— Start Input rows —

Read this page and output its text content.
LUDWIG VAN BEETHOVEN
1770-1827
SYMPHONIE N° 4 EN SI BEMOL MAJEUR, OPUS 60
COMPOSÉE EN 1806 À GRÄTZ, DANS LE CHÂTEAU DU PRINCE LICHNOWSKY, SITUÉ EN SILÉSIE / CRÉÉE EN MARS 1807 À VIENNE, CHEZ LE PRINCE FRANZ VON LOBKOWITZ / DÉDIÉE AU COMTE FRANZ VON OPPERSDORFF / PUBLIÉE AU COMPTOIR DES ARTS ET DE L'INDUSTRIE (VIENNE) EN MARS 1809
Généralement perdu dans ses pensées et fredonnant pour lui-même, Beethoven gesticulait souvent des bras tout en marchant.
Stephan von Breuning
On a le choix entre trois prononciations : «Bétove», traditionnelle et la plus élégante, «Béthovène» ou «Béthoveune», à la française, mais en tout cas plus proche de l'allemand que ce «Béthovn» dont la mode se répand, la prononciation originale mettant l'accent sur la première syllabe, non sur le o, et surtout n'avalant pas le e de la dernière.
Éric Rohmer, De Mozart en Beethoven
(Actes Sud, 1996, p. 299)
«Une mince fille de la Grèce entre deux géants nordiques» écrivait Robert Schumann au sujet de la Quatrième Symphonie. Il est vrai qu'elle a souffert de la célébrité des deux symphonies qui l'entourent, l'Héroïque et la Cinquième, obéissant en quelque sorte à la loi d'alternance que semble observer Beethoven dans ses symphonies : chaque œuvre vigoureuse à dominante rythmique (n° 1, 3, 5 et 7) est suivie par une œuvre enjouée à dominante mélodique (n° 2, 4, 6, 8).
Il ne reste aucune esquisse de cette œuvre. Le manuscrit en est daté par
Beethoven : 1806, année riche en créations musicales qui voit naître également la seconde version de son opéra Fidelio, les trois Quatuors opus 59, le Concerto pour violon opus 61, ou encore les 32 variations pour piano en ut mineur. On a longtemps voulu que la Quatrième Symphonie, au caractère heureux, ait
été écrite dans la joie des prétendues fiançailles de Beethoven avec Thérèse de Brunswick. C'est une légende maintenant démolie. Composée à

— End Input rows —

** Given exercise **
Reproduce every line above without error.

** Finished exercise **
Read this page and output its text content.
LUDWIG VAN BEETHOVEN
1770-1827
SYMPHONIE N° 4 EN SI BEMOL MAJEUR, OPUS 60
COMPOSÉE EN 1806 À GRÄTZ, DANS LE CHÂTEAU DU PRINCE LICHNOWSKY, SITUÉ EN SILÉSIE / CRÉÉE EN MARS 1807 À VIENNE, CHEZ LE PRINCE FRANZ VON LOBKOWITZ / DÉDIÉE AU COMTE FRANZ VON OPPERSDORFF / PUBLIÉE AU COMPTOIR DES ARTS ET DE L'INDUSTRIE (VIENNE) EN MARS 1809
Généralement perdu dans ses pensées et fredonnant pour lui-même, Beethoven gesticulait souvent des bras tout en marchant.
Stephan von Breuning
On a le choix entre trois prononciations : «Bétove», traditionnelle et la plus élégante, «Béthovène» ou «Béthoveune», à la française, mais en tout cas plus proche de l'allemand que ce «Béthovn» dont la mode se répand, la prononciation originale mettant l'accent sur la première syllabe, non sur le o, et surtout n'avalant pas le e de la dernière.
Éric Rohmer, De Mozart en Beethoven
(Actes Sud, 1996, p. 299)
«Une mince fille de la Grèce entre deux géants nordiques» écrivait Robert Schumann au sujet de la Quatrième Symphonie. Il est vrai qu'elle a souffert de la célébrité des deux symphonies qui l'entourent, l'Héroïque et la Cinquième, obéissant en quelque sorte à la loi d'alternance que semble observer Beethoven dans ses symphonies : chaque œuvre vigoureuse à dominante rythmique (n° 1, 3, 5 et 7) est suivie par une œuvre enjouée à dominante mélodique (n° 2, 4, 6, 8).
Il ne reste aucune esquisse de cette œuvre. Le manuscrit en est daté par
Beethoven : 1806, année riche en créations musicales qui voit naître également la seconde version de son opéra Fidelio, les trois Quatuors opus 59, le Concerto pour violon opus 61, ou encore les 32 variations pour piano en ut mineur. On a longtemps voulu que la Quatrième Symphonie, au caractère heureux, ait
été écrite dans la joie des prétendues fiançailles de Beethoven avec Thérèse de Brunswick. C'est une légende maintenant démolie. Composée à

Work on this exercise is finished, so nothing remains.